[WORK REQUIRED]: Return the entries below in their exact form, leaving the pictures out.

##########

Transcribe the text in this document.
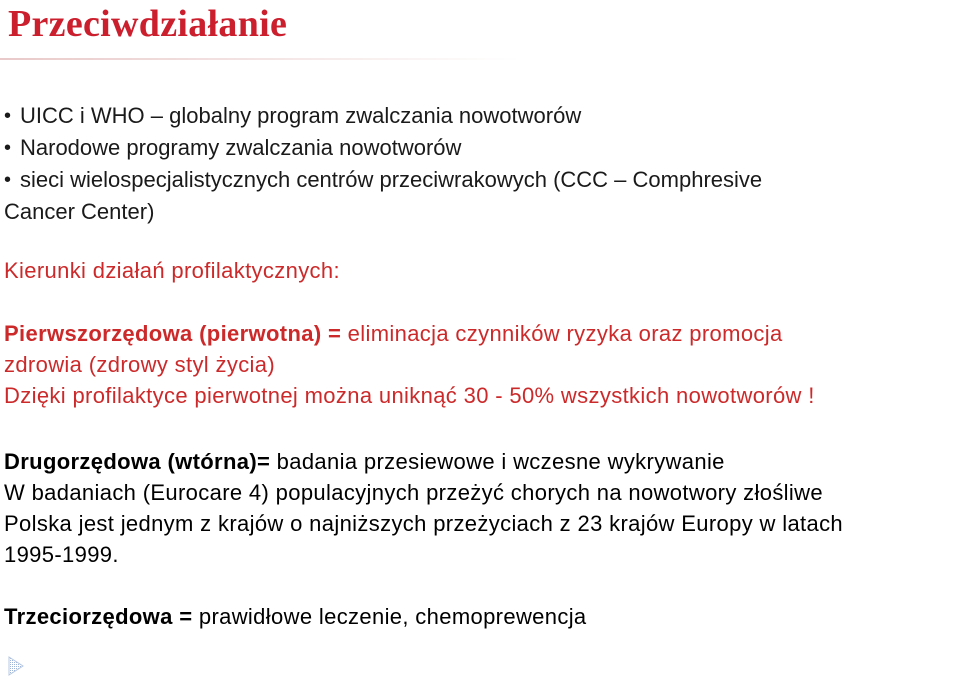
Przeciwdziałanie
• UICC i WHO – globalny program zwalczania nowotworów
• Narodowe programy zwalczania nowotworów
• sieci wielospecjalistycznych centrów przeciwrakowych (CCC – Comphresive
Cancer Center)

Kierunki działań profilaktycznych:

Pierwszorzędowa (pierwotna) = eliminacja czynników ryzyka oraz promocja

zdrowia (zdrowy styl życia)

Dzięki profilaktyce pierwotnej można uniknąć 30 - 50% wszystkich nowotworów !

Drugorzędowa (wtórna)= badania przesiewowe i wczesne wykrywanie

W badaniach (Eurocare 4) populacyjnych przeżyć chorych na nowotwory złośliwe

Polska jest jednym z krajów o najniższych przeżyciach z 23 krajów Europy w latach

1995-1999.

Trzeciorzędowa = prawidłowe leczenie, chemoprewencja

##########

[EXPECTED OUTPUT]:
Transcribe the text in this document.
Przeciwdziałanie
• UICC i WHO – globalny program zwalczania nowotworów
• Narodowe programy zwalczania nowotworów
• sieci wielospecjalistycznych centrów przeciwrakowych (CCC – Comphresive
Cancer Center)

Kierunki działań profilaktycznych:

Pierwszorzędowa (pierwotna) = eliminacja czynników ryzyka oraz promocja

zdrowia (zdrowy styl życia)

Dzięki profilaktyce pierwotnej można uniknąć 30 - 50% wszystkich nowotworów !

Drugorzędowa (wtórna)= badania przesiewowe i wczesne wykrywanie

W badaniach (Eurocare 4) populacyjnych przeżyć chorych na nowotwory złośliwe

Polska jest jednym z krajów o najniższych przeżyciach z 23 krajów Europy w latach

1995-1999.

Trzeciorzędowa = prawidłowe leczenie, chemoprewencja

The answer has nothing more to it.